Element and region data:

────────────────────

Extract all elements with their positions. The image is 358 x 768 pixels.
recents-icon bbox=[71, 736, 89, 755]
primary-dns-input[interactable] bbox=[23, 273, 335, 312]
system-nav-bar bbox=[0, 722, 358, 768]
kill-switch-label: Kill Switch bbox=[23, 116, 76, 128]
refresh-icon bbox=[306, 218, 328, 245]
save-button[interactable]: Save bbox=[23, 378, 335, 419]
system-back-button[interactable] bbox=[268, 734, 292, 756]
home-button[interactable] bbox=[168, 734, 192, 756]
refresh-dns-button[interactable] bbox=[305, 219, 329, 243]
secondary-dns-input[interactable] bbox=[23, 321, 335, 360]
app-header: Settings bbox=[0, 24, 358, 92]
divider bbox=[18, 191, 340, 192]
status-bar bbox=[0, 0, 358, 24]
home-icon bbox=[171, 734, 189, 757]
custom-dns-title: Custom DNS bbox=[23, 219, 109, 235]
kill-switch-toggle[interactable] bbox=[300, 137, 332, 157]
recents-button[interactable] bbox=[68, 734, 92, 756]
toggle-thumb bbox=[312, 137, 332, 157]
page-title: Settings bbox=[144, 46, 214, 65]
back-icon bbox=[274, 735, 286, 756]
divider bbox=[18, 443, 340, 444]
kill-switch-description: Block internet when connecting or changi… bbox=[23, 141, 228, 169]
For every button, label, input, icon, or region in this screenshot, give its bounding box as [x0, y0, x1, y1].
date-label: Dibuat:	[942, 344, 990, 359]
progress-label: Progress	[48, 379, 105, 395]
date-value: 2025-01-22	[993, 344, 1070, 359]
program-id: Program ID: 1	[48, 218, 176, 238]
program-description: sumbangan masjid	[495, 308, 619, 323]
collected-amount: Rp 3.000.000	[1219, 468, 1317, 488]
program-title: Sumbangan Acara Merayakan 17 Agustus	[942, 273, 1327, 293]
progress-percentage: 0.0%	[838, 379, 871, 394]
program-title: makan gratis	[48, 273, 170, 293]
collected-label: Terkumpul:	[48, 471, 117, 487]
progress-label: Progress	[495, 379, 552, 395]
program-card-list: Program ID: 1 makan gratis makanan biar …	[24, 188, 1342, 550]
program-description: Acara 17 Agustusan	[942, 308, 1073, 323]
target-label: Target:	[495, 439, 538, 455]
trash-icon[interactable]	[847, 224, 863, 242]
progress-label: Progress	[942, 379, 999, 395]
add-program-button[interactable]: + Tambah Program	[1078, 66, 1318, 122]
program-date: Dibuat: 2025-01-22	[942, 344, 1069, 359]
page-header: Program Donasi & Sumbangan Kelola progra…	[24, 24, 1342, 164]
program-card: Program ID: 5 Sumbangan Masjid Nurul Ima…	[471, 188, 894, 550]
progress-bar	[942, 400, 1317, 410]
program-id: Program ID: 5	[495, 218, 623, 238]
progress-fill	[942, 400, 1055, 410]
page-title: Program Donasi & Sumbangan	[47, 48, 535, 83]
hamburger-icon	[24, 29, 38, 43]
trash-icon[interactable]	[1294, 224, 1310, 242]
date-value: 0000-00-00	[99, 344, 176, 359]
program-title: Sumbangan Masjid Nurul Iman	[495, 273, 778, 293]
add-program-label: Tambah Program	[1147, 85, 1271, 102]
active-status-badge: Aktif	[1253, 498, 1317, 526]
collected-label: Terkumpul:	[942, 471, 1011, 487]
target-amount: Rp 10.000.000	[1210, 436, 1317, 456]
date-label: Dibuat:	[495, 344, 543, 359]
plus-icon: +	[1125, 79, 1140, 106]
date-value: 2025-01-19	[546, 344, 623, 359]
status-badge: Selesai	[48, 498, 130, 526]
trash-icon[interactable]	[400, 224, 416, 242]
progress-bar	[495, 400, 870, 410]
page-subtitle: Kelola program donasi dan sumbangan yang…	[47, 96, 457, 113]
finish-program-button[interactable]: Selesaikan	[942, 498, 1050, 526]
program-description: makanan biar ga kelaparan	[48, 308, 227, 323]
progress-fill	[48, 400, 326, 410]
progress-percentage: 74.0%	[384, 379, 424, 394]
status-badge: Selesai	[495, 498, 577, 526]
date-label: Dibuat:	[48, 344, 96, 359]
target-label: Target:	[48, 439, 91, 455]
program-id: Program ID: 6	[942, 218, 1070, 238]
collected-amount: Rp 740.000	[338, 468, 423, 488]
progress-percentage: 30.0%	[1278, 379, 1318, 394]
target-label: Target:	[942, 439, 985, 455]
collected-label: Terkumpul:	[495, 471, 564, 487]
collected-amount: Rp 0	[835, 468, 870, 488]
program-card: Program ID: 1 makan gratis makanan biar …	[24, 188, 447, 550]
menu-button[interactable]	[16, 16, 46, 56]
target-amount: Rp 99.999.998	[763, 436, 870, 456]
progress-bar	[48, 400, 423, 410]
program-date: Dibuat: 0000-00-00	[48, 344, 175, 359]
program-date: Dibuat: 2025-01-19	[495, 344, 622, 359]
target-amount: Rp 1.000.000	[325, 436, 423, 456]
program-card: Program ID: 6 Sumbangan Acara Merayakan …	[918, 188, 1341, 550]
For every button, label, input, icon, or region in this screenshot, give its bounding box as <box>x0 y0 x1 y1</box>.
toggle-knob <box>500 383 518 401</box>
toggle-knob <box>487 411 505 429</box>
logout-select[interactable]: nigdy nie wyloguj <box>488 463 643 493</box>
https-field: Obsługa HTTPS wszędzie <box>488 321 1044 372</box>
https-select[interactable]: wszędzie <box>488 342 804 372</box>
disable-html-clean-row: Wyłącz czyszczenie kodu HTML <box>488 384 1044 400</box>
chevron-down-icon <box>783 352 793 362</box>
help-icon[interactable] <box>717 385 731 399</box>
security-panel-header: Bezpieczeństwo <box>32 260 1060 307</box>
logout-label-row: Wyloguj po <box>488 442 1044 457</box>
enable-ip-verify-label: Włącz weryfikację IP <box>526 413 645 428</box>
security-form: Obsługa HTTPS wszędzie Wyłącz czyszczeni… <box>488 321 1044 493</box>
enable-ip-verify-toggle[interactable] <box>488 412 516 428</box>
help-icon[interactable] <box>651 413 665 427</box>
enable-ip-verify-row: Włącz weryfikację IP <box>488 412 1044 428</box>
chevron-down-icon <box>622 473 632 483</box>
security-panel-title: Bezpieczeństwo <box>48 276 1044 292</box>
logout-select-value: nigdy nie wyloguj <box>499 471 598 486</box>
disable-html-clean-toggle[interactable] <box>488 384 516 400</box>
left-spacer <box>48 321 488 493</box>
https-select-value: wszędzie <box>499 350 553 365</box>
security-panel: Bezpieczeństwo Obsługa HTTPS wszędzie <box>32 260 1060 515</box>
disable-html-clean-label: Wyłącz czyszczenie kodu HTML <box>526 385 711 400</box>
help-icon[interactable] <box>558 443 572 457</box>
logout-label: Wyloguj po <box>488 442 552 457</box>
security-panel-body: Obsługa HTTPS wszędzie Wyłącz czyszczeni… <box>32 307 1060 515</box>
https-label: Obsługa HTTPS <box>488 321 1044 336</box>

────────────────────

=== Exercise description ===
Reproduce every line of the records above, keeping each one unchanged.

=== Task answer ===
Extract all elements with their positions. The image is 358 x 768 pixels.
recents-icon bbox=[71, 736, 89, 755]
primary-dns-input[interactable] bbox=[23, 273, 335, 312]
system-nav-bar bbox=[0, 722, 358, 768]
kill-switch-label: Kill Switch bbox=[23, 116, 76, 128]
refresh-icon bbox=[306, 218, 328, 245]
save-button[interactable]: Save bbox=[23, 378, 335, 419]
system-back-button[interactable] bbox=[268, 734, 292, 756]
home-button[interactable] bbox=[168, 734, 192, 756]
refresh-dns-button[interactable] bbox=[305, 219, 329, 243]
secondary-dns-input[interactable] bbox=[23, 321, 335, 360]
app-header: Settings bbox=[0, 24, 358, 92]
divider bbox=[18, 191, 340, 192]
status-bar bbox=[0, 0, 358, 24]
home-icon bbox=[171, 734, 189, 757]
custom-dns-title: Custom DNS bbox=[23, 219, 109, 235]
kill-switch-toggle[interactable] bbox=[300, 137, 332, 157]
recents-button[interactable] bbox=[68, 734, 92, 756]
toggle-thumb bbox=[312, 137, 332, 157]
page-title: Settings bbox=[144, 46, 214, 65]
back-icon bbox=[274, 735, 286, 756]
divider bbox=[18, 443, 340, 444]
kill-switch-description: Block internet when connecting or changi… bbox=[23, 141, 228, 169]
For every button, label, input, icon, or region in this screenshot, give its bounding box as [x0, y0, x1, y1].
date-label: Dibuat:	[942, 344, 990, 359]
progress-label: Progress	[48, 379, 105, 395]
date-value: 2025-01-22	[993, 344, 1070, 359]
program-id: Program ID: 1	[48, 218, 176, 238]
program-description: sumbangan masjid	[495, 308, 619, 323]
collected-amount: Rp 3.000.000	[1219, 468, 1317, 488]
program-title: Sumbangan Acara Merayakan 17 Agustus	[942, 273, 1327, 293]
progress-percentage: 0.0%	[838, 379, 871, 394]
program-title: makan gratis	[48, 273, 170, 293]
collected-label: Terkumpul:	[48, 471, 117, 487]
progress-label: Progress	[495, 379, 552, 395]
program-card-list: Program ID: 1 makan gratis makanan biar …	[24, 188, 1342, 550]
program-description: Acara 17 Agustusan	[942, 308, 1073, 323]
target-label: Target:	[495, 439, 538, 455]
trash-icon[interactable]	[847, 224, 863, 242]
progress-label: Progress	[942, 379, 999, 395]
add-program-button[interactable]: + Tambah Program	[1078, 66, 1318, 122]
program-date: Dibuat: 2025-01-22	[942, 344, 1069, 359]
page-header: Program Donasi & Sumbangan Kelola progra…	[24, 24, 1342, 164]
program-card: Program ID: 5 Sumbangan Masjid Nurul Ima…	[471, 188, 894, 550]
progress-bar	[942, 400, 1317, 410]
program-id: Program ID: 5	[495, 218, 623, 238]
progress-fill	[942, 400, 1055, 410]
page-title: Program Donasi & Sumbangan	[47, 48, 535, 83]
hamburger-icon	[24, 29, 38, 43]
trash-icon[interactable]	[1294, 224, 1310, 242]
date-value: 0000-00-00	[99, 344, 176, 359]
program-title: Sumbangan Masjid Nurul Iman	[495, 273, 778, 293]
add-program-label: Tambah Program	[1147, 85, 1271, 102]
active-status-badge: Aktif	[1253, 498, 1317, 526]
collected-label: Terkumpul:	[942, 471, 1011, 487]
target-amount: Rp 10.000.000	[1210, 436, 1317, 456]
date-label: Dibuat:	[495, 344, 543, 359]
plus-icon: +	[1125, 79, 1140, 106]
date-value: 2025-01-19	[546, 344, 623, 359]
status-badge: Selesai	[48, 498, 130, 526]
trash-icon[interactable]	[400, 224, 416, 242]
progress-bar	[495, 400, 870, 410]
page-subtitle: Kelola program donasi dan sumbangan yang…	[47, 96, 457, 113]
finish-program-button[interactable]: Selesaikan	[942, 498, 1050, 526]
program-description: makanan biar ga kelaparan	[48, 308, 227, 323]
progress-fill	[48, 400, 326, 410]
progress-percentage: 74.0%	[384, 379, 424, 394]
status-badge: Selesai	[495, 498, 577, 526]
date-label: Dibuat:	[48, 344, 96, 359]
target-label: Target:	[48, 439, 91, 455]
program-id: Program ID: 6	[942, 218, 1070, 238]
collected-amount: Rp 740.000	[338, 468, 423, 488]
progress-percentage: 30.0%	[1278, 379, 1318, 394]
target-label: Target:	[942, 439, 985, 455]
collected-label: Terkumpul:	[495, 471, 564, 487]
collected-amount: Rp 0	[835, 468, 870, 488]
program-card: Program ID: 1 makan gratis makanan biar …	[24, 188, 447, 550]
menu-button[interactable]	[16, 16, 46, 56]
target-amount: Rp 99.999.998	[763, 436, 870, 456]
progress-bar	[48, 400, 423, 410]
program-date: Dibuat: 0000-00-00	[48, 344, 175, 359]
program-date: Dibuat: 2025-01-19	[495, 344, 622, 359]
target-amount: Rp 1.000.000	[325, 436, 423, 456]
program-card: Program ID: 6 Sumbangan Acara Merayakan …	[918, 188, 1341, 550]
For every button, label, input, icon, or region in this screenshot, give its bounding box as <box>x0 y0 x1 y1</box>.
toggle-knob <box>500 383 518 401</box>
toggle-knob <box>487 411 505 429</box>
logout-select[interactable]: nigdy nie wyloguj <box>488 463 643 493</box>
https-field: Obsługa HTTPS wszędzie <box>488 321 1044 372</box>
https-select[interactable]: wszędzie <box>488 342 804 372</box>
disable-html-clean-row: Wyłącz czyszczenie kodu HTML <box>488 384 1044 400</box>
chevron-down-icon <box>783 352 793 362</box>
help-icon[interactable] <box>717 385 731 399</box>
security-panel-header: Bezpieczeństwo <box>32 260 1060 307</box>
logout-label-row: Wyloguj po <box>488 442 1044 457</box>
enable-ip-verify-label: Włącz weryfikację IP <box>526 413 645 428</box>
security-form: Obsługa HTTPS wszędzie Wyłącz czyszczeni… <box>488 321 1044 493</box>
enable-ip-verify-toggle[interactable] <box>488 412 516 428</box>
help-icon[interactable] <box>651 413 665 427</box>
enable-ip-verify-row: Włącz weryfikację IP <box>488 412 1044 428</box>
chevron-down-icon <box>622 473 632 483</box>
security-panel-title: Bezpieczeństwo <box>48 276 1044 292</box>
logout-select-value: nigdy nie wyloguj <box>499 471 598 486</box>
disable-html-clean-toggle[interactable] <box>488 384 516 400</box>
left-spacer <box>48 321 488 493</box>
https-select-value: wszędzie <box>499 350 553 365</box>
security-panel: Bezpieczeństwo Obsługa HTTPS wszędzie <box>32 260 1060 515</box>
disable-html-clean-label: Wyłącz czyszczenie kodu HTML <box>526 385 711 400</box>
help-icon[interactable] <box>558 443 572 457</box>
logout-label: Wyloguj po <box>488 442 552 457</box>
security-panel-body: Obsługa HTTPS wszędzie Wyłącz czyszczeni… <box>32 307 1060 515</box>
https-label: Obsługa HTTPS <box>488 321 1044 336</box>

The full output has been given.